[WHAT TO DO]
Please output the lines shown below exactly as they appear.

------------------------

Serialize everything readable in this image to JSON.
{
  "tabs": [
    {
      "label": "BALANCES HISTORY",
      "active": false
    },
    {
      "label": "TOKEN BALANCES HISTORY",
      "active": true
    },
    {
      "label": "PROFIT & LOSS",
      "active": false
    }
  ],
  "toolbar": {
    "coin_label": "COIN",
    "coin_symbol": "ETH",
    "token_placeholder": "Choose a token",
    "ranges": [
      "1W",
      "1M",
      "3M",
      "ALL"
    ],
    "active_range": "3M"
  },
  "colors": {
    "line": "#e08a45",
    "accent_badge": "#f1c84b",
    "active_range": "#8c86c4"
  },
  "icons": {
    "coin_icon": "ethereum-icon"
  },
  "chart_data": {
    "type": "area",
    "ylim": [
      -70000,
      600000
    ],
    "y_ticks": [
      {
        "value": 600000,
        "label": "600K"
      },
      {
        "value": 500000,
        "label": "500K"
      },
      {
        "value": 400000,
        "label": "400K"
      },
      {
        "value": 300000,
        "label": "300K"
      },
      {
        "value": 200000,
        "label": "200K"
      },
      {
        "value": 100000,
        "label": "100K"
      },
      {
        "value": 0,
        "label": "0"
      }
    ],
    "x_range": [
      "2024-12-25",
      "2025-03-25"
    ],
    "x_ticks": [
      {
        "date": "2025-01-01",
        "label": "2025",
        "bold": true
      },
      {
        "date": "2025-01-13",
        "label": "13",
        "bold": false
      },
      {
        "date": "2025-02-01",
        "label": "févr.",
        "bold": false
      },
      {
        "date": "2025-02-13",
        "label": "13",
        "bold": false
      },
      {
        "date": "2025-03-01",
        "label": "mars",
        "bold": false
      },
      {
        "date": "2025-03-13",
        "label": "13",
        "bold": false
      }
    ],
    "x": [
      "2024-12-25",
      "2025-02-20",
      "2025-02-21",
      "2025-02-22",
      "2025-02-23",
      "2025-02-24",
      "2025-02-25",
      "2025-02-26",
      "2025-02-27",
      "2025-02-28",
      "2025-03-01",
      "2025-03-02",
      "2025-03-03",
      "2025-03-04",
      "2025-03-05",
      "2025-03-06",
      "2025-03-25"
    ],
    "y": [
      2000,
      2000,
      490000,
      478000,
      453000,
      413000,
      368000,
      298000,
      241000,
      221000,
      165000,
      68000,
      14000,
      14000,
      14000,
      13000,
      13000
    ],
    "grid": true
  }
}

------------------------

[SOLUTION FOR THIS PROBLEM]
Serialize everything readable in this image to JSON.
{
  "tabs": [
    {
      "label": "BALANCES HISTORY",
      "active": false
    },
    {
      "label": "TOKEN BALANCES HISTORY",
      "active": true
    },
    {
      "label": "PROFIT & LOSS",
      "active": false
    }
  ],
  "toolbar": {
    "coin_label": "COIN",
    "coin_symbol": "ETH",
    "token_placeholder": "Choose a token",
    "ranges": [
      "1W",
      "1M",
      "3M",
      "ALL"
    ],
    "active_range": "3M"
  },
  "colors": {
    "line": "#e08a45",
    "accent_badge": "#f1c84b",
    "active_range": "#8c86c4"
  },
  "icons": {
    "coin_icon": "ethereum-icon"
  },
  "chart_data": {
    "type": "area",
    "ylim": [
      -70000,
      600000
    ],
    "y_ticks": [
      {
        "value": 600000,
        "label": "600K"
      },
      {
        "value": 500000,
        "label": "500K"
      },
      {
        "value": 400000,
        "label": "400K"
      },
      {
        "value": 300000,
        "label": "300K"
      },
      {
        "value": 200000,
        "label": "200K"
      },
      {
        "value": 100000,
        "label": "100K"
      },
      {
        "value": 0,
        "label": "0"
      }
    ],
    "x_range": [
      "2024-12-25",
      "2025-03-25"
    ],
    "x_ticks": [
      {
        "date": "2025-01-01",
        "label": "2025",
        "bold": true
      },
      {
        "date": "2025-01-13",
        "label": "13",
        "bold": false
      },
      {
        "date": "2025-02-01",
        "label": "févr.",
        "bold": false
      },
      {
        "date": "2025-02-13",
        "label": "13",
        "bold": false
      },
      {
        "date": "2025-03-01",
        "label": "mars",
        "bold": false
      },
      {
        "date": "2025-03-13",
        "label": "13",
        "bold": false
      }
    ],
    "x": [
      "2024-12-25",
      "2025-02-20",
      "2025-02-21",
      "2025-02-22",
      "2025-02-23",
      "2025-02-24",
      "2025-02-25",
      "2025-02-26",
      "2025-02-27",
      "2025-02-28",
      "2025-03-01",
      "2025-03-02",
      "2025-03-03",
      "2025-03-04",
      "2025-03-05",
      "2025-03-06",
      "2025-03-25"
    ],
    "y": [
      2000,
      2000,
      490000,
      478000,
      453000,
      413000,
      368000,
      298000,
      241000,
      221000,
      165000,
      68000,
      14000,
      14000,
      14000,
      13000,
      13000
    ],
    "grid": true
  }
}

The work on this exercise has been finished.